What to work on: Exactly reproduce the entries, dropping any pictures from your copy.

Data entries
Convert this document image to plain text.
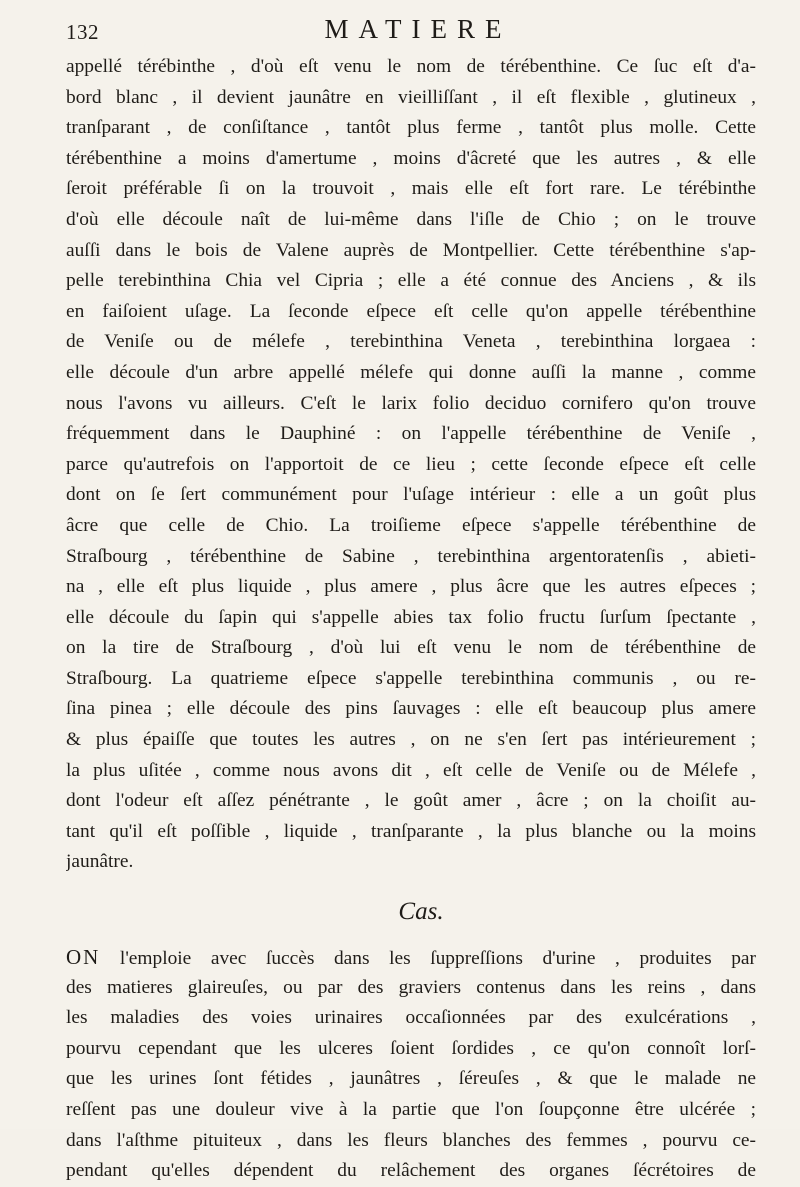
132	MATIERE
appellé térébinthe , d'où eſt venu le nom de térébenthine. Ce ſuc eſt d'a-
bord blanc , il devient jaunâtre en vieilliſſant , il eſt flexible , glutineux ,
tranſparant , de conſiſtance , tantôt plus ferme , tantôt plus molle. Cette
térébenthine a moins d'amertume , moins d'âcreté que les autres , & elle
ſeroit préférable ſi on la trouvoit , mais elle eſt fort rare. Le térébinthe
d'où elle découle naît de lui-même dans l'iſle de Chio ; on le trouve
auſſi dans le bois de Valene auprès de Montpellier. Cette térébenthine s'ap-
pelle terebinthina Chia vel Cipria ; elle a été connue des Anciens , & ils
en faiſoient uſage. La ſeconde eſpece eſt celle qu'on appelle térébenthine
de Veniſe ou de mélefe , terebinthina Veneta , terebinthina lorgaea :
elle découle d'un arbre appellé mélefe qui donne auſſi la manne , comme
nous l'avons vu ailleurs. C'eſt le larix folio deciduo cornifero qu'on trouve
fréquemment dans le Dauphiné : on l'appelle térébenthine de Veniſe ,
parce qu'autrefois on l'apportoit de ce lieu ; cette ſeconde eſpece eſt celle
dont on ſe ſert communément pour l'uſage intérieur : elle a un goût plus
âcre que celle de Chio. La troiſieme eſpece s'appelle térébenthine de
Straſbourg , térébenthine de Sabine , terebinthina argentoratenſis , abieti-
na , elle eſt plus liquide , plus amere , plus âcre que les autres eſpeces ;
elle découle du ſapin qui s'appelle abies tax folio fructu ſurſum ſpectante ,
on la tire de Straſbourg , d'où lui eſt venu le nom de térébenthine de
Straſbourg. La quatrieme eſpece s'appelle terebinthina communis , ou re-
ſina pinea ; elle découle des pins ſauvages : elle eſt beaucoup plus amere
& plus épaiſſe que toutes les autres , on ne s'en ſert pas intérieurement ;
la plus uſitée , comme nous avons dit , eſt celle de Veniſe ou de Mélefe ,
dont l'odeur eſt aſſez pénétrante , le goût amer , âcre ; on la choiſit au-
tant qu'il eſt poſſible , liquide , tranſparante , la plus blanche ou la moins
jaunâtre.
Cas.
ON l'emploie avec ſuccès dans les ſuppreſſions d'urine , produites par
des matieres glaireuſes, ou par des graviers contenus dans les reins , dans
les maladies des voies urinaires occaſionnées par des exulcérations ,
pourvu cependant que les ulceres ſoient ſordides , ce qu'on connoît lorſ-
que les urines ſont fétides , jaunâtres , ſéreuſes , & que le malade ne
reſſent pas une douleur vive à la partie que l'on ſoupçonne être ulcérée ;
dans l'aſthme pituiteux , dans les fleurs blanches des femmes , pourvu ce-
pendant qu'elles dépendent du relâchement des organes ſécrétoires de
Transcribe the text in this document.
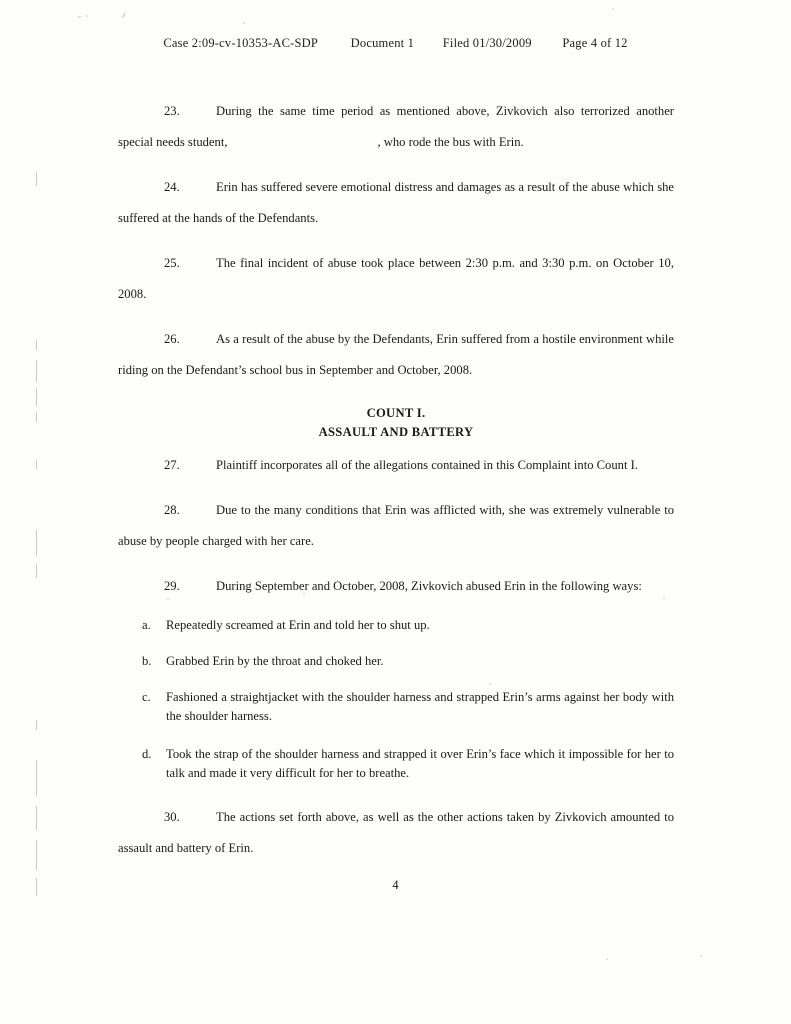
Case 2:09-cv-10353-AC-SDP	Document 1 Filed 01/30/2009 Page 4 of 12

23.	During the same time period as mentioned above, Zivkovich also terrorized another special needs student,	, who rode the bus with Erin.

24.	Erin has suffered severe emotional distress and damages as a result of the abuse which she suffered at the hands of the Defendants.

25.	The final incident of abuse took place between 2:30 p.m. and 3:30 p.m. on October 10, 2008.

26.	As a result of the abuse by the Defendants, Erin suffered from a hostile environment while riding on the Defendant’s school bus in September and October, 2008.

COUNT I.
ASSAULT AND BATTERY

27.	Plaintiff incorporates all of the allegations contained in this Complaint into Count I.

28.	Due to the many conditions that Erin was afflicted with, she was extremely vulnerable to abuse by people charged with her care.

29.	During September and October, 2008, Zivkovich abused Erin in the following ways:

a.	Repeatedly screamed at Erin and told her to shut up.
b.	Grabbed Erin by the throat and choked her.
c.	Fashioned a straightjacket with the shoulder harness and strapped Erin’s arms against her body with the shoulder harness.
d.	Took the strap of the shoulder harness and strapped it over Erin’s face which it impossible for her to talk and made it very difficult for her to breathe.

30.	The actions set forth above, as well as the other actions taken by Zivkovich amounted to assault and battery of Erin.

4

Correct result:
Convert this document image to plain text.
132	MATIERE
appellé térébinthe , d'où eſt venu le nom de térébenthine. Ce ſuc eſt d'a-
bord blanc , il devient jaunâtre en vieilliſſant , il eſt flexible , glutineux ,
tranſparant , de conſiſtance , tantôt plus ferme , tantôt plus molle. Cette
térébenthine a moins d'amertume , moins d'âcreté que les autres , & elle
ſeroit préférable ſi on la trouvoit , mais elle eſt fort rare. Le térébinthe
d'où elle découle naît de lui-même dans l'iſle de Chio ; on le trouve
auſſi dans le bois de Valene auprès de Montpellier. Cette térébenthine s'ap-
pelle terebinthina Chia vel Cipria ; elle a été connue des Anciens , & ils
en faiſoient uſage. La ſeconde eſpece eſt celle qu'on appelle térébenthine
de Veniſe ou de mélefe , terebinthina Veneta , terebinthina lorgaea :
elle découle d'un arbre appellé mélefe qui donne auſſi la manne , comme
nous l'avons vu ailleurs. C'eſt le larix folio deciduo cornifero qu'on trouve
fréquemment dans le Dauphiné : on l'appelle térébenthine de Veniſe ,
parce qu'autrefois on l'apportoit de ce lieu ; cette ſeconde eſpece eſt celle
dont on ſe ſert communément pour l'uſage intérieur : elle a un goût plus
âcre que celle de Chio. La troiſieme eſpece s'appelle térébenthine de
Straſbourg , térébenthine de Sabine , terebinthina argentoratenſis , abieti-
na , elle eſt plus liquide , plus amere , plus âcre que les autres eſpeces ;
elle découle du ſapin qui s'appelle abies tax folio fructu ſurſum ſpectante ,
on la tire de Straſbourg , d'où lui eſt venu le nom de térébenthine de
Straſbourg. La quatrieme eſpece s'appelle terebinthina communis , ou re-
ſina pinea ; elle découle des pins ſauvages : elle eſt beaucoup plus amere
& plus épaiſſe que toutes les autres , on ne s'en ſert pas intérieurement ;
la plus uſitée , comme nous avons dit , eſt celle de Veniſe ou de Mélefe ,
dont l'odeur eſt aſſez pénétrante , le goût amer , âcre ; on la choiſit au-
tant qu'il eſt poſſible , liquide , tranſparante , la plus blanche ou la moins
jaunâtre.
Cas.
ON l'emploie avec ſuccès dans les ſuppreſſions d'urine , produites par
des matieres glaireuſes, ou par des graviers contenus dans les reins , dans
les maladies des voies urinaires occaſionnées par des exulcérations ,
pourvu cependant que les ulceres ſoient ſordides , ce qu'on connoît lorſ-
que les urines ſont fétides , jaunâtres , ſéreuſes , & que le malade ne
reſſent pas une douleur vive à la partie que l'on ſoupçonne être ulcérée ;
dans l'aſthme pituiteux , dans les fleurs blanches des femmes , pourvu ce-
pendant qu'elles dépendent du relâchement des organes ſécrétoires de
Transcribe the text in this document.
Case 2:09-cv-10353-AC-SDP	Document 1 Filed 01/30/2009 Page 4 of 12

23.	During the same time period as mentioned above, Zivkovich also terrorized another special needs student,	, who rode the bus with Erin.

24.	Erin has suffered severe emotional distress and damages as a result of the abuse which she suffered at the hands of the Defendants.

25.	The final incident of abuse took place between 2:30 p.m. and 3:30 p.m. on October 10, 2008.

26.	As a result of the abuse by the Defendants, Erin suffered from a hostile environment while riding on the Defendant’s school bus in September and October, 2008.

COUNT I.
ASSAULT AND BATTERY

27.	Plaintiff incorporates all of the allegations contained in this Complaint into Count I.

28.	Due to the many conditions that Erin was afflicted with, she was extremely vulnerable to abuse by people charged with her care.

29.	During September and October, 2008, Zivkovich abused Erin in the following ways:

a.	Repeatedly screamed at Erin and told her to shut up.
b.	Grabbed Erin by the throat and choked her.
c.	Fashioned a straightjacket with the shoulder harness and strapped Erin’s arms against her body with the shoulder harness.
d.	Took the strap of the shoulder harness and strapped it over Erin’s face which it impossible for her to talk and made it very difficult for her to breathe.

30.	The actions set forth above, as well as the other actions taken by Zivkovich amounted to assault and battery of Erin.

4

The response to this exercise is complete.